» **Tasks for this exercise**:
• A. In the Dragon APX/APXS thread, why does Ten say the APX goggles don't fog up?
• B. Do these statements agree with the Dragon APX/APXS thread? Answer yes or no for each and quote the deciding words. (i) CERBERUS.lucid's goggles fog when they are worn up on the head at lunch. (ii) jwelsh83 got white APXS goggles with red ionized lenses. (iii) Ten's APX goggles work well with a sandbox helmet.
• C. List every distinct username that appears as a heading in the Dragon APX/APXS thread.

» **Document passage**:
******************************

# Dragon APX/APXS



## Ten (Apr 17, 2011)

Had the APX for a couple of seasons now and love them. Nice wide FOV, they have holes in the lens so they dont fog up, dont pinch my nose and they look awesome to.

They have trouble with some helmets (sandbox) but work well with my ride ninja. Hoping for some new funkier lenses next season.

Really wanted this limited edition ones from last season but apparently it was an Asia only colourway..doh

ten


----------



## CERBERUS.lucid (Oct 17, 2013)

I run with the APX which I believe is the bigger sized version... I dig'um... they only fog up when I lift my goggles up and wear them on my head for lunch... other than that no issues with fog. The replacement lenses hurt at $80 a lens though


----------



## jwelsh83 (Jan 9, 2013)

Nice. I went with the APXS's. Smaller frame and work well with most helmets. I got the white ones with blue steel ionized lenses. I'm already tempted to get the red ionized lenses at some point. I loved the Hubbles, but have had issues more this season with them fogging and some last season. I left Oakley and thought I found something in the Hubbles but I've been disappointed since. Looking forward to getting these. As long as I don't have issues while wearing a mask or balaclava, I'll be straight.


----------



## aiidoneus (Apr 7, 2011)

Love my APX


----------



## zk0ot (Nov 9, 2009)

I want a pair of nfx. I love my a apx's though


----------



## CERBERUS.lucid (Oct 17, 2013)

******************************

» **Excerpted records**:

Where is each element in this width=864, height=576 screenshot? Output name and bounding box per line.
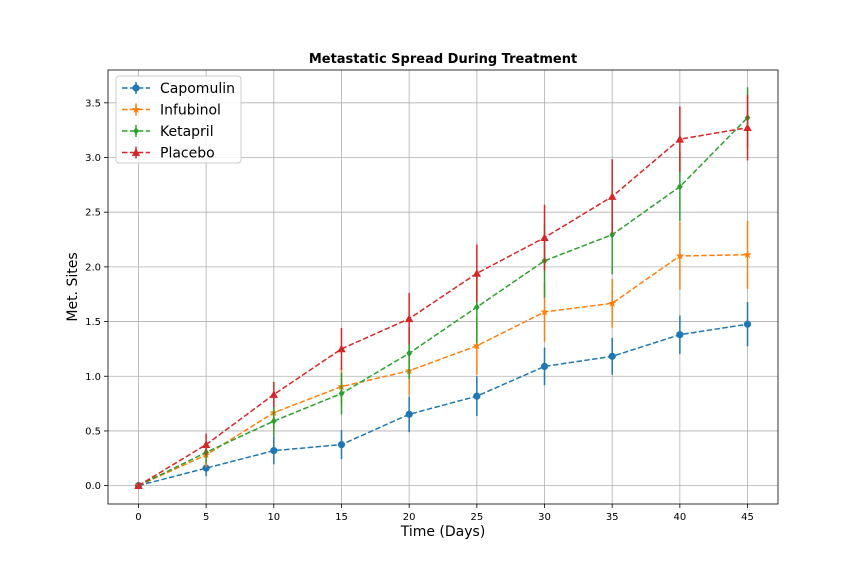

******************************

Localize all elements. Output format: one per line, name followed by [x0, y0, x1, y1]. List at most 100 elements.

******************************

» **Task-by-task solutions**:
• A. Ten says the APX goggles don't fog up because they have holes in the lens.

• B.
(i) Yes: "they only fog up when I lift my goggles up and wear them on my head for lunch"
(ii) No: "I got the white ones with blue steel ionized lenses."
(iii) No: "They have trouble with some helmets (sandbox) but work well with my ride ninja."

• C.
- Ten
- CERBERUS.lucid
- jwelsh83
- aiidoneus
- zk0ot